_What the exercise asks_
Lines holding the string "your" are the ones to copy; find them all in the data.

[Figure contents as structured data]
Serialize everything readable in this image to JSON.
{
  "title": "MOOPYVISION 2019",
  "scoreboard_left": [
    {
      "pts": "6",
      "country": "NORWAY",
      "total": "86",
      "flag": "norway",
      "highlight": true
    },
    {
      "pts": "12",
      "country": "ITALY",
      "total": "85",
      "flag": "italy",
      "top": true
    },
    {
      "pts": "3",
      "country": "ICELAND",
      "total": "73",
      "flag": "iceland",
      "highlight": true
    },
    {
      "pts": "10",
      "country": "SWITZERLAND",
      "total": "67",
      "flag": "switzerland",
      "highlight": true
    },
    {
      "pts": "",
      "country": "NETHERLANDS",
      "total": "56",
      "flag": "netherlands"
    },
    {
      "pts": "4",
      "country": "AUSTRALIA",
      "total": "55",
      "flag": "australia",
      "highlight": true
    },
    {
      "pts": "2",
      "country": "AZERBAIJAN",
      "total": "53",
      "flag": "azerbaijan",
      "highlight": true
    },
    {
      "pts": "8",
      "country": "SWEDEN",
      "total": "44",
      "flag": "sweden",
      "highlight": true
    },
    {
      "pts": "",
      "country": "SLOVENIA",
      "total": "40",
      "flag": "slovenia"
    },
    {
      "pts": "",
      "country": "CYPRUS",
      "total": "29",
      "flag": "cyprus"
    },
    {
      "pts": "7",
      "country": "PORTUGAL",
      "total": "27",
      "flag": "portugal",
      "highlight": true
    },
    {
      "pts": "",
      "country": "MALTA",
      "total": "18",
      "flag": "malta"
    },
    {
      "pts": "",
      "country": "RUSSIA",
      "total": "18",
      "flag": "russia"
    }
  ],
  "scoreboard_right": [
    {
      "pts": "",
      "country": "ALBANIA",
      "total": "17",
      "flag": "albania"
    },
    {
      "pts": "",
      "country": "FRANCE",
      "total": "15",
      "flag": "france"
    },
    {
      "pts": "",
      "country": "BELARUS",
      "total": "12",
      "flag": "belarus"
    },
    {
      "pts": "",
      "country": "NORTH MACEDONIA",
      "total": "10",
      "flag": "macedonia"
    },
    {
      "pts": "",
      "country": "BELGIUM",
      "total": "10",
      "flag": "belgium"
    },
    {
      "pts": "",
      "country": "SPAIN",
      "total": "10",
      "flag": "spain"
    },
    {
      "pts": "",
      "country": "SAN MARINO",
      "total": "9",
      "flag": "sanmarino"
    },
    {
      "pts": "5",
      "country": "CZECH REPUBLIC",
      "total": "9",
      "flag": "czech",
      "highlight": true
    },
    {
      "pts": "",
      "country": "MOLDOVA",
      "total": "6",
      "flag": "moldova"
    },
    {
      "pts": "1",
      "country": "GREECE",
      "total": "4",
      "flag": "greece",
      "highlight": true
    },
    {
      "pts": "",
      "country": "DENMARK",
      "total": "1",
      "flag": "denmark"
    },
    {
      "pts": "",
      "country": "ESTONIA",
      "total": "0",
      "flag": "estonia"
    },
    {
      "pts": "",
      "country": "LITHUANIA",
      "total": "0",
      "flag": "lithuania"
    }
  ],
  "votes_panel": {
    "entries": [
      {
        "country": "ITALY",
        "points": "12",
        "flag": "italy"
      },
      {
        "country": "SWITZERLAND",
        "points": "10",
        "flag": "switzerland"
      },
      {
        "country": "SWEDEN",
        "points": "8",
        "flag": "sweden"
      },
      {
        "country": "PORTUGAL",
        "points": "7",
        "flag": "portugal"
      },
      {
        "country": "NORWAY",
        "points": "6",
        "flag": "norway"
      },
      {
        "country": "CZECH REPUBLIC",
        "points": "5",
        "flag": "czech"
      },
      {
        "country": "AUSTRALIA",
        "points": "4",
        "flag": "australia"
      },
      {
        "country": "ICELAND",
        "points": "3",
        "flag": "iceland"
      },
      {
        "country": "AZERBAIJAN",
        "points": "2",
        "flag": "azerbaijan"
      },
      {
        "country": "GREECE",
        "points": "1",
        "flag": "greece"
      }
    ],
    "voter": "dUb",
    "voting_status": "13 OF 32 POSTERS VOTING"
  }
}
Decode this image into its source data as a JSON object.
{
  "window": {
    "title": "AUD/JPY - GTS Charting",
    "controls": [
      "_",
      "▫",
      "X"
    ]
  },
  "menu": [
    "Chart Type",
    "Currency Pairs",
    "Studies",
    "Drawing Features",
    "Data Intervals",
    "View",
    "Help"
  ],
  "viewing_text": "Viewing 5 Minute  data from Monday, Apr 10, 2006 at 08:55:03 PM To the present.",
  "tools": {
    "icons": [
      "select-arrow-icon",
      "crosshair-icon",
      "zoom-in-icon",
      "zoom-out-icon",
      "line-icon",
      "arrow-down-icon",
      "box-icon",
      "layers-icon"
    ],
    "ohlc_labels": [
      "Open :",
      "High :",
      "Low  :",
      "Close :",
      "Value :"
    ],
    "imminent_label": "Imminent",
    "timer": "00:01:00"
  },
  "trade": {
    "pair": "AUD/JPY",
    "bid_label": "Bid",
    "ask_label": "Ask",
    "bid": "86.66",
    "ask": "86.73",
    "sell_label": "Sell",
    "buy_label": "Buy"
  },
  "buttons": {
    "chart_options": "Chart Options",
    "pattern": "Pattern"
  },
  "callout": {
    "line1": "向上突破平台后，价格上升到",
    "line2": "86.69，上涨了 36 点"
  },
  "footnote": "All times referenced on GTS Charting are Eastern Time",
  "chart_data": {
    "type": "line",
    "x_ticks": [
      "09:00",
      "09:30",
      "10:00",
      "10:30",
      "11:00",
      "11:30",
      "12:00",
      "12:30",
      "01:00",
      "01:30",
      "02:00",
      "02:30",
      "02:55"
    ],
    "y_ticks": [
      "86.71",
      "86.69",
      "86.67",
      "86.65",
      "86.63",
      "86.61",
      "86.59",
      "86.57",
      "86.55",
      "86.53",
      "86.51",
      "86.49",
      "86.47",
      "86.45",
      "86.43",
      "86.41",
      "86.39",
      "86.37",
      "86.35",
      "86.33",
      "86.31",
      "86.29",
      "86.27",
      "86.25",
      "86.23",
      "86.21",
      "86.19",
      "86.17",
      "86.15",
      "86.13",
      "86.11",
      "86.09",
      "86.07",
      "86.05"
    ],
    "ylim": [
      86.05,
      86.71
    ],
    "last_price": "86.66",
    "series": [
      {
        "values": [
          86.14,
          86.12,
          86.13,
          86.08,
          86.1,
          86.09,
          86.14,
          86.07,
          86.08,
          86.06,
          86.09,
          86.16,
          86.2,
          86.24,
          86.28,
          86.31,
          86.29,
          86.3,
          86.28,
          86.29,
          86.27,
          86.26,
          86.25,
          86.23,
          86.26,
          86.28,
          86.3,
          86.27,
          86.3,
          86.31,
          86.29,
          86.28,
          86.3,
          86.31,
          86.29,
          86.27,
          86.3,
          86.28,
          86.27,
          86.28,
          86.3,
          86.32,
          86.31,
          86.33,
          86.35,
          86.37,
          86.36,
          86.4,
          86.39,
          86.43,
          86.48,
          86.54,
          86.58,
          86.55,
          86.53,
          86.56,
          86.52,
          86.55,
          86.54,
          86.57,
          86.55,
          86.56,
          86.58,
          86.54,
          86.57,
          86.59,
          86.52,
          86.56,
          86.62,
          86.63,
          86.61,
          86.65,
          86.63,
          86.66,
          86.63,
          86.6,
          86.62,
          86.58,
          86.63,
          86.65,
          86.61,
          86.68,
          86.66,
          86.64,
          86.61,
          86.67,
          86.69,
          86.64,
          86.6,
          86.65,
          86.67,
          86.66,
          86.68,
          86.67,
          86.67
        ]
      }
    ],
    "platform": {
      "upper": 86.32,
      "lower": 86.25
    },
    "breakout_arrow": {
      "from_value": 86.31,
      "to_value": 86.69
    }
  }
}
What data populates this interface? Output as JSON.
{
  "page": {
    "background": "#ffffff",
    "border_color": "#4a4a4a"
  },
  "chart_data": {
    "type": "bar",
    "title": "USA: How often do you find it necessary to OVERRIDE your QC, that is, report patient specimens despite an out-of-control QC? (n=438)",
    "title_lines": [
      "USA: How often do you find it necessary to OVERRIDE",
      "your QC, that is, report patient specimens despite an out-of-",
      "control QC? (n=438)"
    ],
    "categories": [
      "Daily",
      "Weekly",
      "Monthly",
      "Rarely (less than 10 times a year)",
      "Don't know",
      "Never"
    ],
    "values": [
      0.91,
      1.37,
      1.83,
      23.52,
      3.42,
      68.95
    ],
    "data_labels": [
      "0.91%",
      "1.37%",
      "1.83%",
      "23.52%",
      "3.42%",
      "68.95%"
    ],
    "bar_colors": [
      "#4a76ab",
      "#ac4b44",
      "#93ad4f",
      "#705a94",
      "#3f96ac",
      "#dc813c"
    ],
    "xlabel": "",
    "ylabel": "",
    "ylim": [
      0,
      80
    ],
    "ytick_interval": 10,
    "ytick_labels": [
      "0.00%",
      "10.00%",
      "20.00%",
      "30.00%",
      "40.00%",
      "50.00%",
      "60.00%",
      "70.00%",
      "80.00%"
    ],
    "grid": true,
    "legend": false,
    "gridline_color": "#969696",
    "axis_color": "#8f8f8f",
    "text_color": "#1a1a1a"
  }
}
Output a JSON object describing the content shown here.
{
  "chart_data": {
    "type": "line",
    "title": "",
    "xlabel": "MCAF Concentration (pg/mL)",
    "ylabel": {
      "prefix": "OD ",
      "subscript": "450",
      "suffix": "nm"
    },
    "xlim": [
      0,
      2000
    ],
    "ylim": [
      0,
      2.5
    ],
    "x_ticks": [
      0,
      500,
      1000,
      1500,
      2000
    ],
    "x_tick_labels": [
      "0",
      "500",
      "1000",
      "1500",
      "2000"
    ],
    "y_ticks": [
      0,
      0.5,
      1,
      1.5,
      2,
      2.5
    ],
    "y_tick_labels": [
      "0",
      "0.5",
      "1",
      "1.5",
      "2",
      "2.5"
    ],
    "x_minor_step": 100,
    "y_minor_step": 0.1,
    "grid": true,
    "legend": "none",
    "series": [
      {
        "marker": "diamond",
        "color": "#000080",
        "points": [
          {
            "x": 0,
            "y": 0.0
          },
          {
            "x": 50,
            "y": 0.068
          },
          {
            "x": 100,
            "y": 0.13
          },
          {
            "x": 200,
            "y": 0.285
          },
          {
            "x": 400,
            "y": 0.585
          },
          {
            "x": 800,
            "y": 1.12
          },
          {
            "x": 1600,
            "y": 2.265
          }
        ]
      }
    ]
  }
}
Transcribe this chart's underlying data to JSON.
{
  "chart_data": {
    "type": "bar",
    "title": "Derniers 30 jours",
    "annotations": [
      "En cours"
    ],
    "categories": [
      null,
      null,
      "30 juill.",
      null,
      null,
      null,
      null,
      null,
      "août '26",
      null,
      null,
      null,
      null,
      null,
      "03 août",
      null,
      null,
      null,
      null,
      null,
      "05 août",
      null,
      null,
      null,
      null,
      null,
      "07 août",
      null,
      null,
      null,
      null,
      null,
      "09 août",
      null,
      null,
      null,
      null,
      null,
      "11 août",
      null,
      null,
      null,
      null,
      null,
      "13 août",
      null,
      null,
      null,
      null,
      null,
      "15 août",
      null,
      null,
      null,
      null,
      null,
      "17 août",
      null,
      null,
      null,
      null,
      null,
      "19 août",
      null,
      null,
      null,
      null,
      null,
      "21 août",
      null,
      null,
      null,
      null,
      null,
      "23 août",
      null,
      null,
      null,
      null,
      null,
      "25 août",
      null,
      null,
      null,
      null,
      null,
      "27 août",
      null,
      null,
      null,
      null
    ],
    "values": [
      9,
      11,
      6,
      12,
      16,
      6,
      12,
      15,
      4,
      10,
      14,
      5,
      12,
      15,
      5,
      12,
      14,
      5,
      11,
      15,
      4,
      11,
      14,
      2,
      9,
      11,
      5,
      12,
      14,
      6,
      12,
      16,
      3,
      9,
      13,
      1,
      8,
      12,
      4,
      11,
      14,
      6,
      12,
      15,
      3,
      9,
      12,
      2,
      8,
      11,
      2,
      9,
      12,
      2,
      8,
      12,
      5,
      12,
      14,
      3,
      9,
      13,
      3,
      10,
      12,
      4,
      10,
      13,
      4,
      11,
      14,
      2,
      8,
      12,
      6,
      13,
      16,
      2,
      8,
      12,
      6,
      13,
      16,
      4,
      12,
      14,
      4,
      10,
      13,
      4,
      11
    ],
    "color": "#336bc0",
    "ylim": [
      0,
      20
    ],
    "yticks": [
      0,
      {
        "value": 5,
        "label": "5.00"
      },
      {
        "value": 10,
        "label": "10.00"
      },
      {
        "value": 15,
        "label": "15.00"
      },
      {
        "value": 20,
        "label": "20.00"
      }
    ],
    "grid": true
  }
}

_Right answer_
    "title": "USA: How often do you find it necessary to OVERRIDE your QC, that is, report patient specimens despite an out-of-control QC? (n=438)",
      "your QC, that is, report patient specimens despite an out-of-",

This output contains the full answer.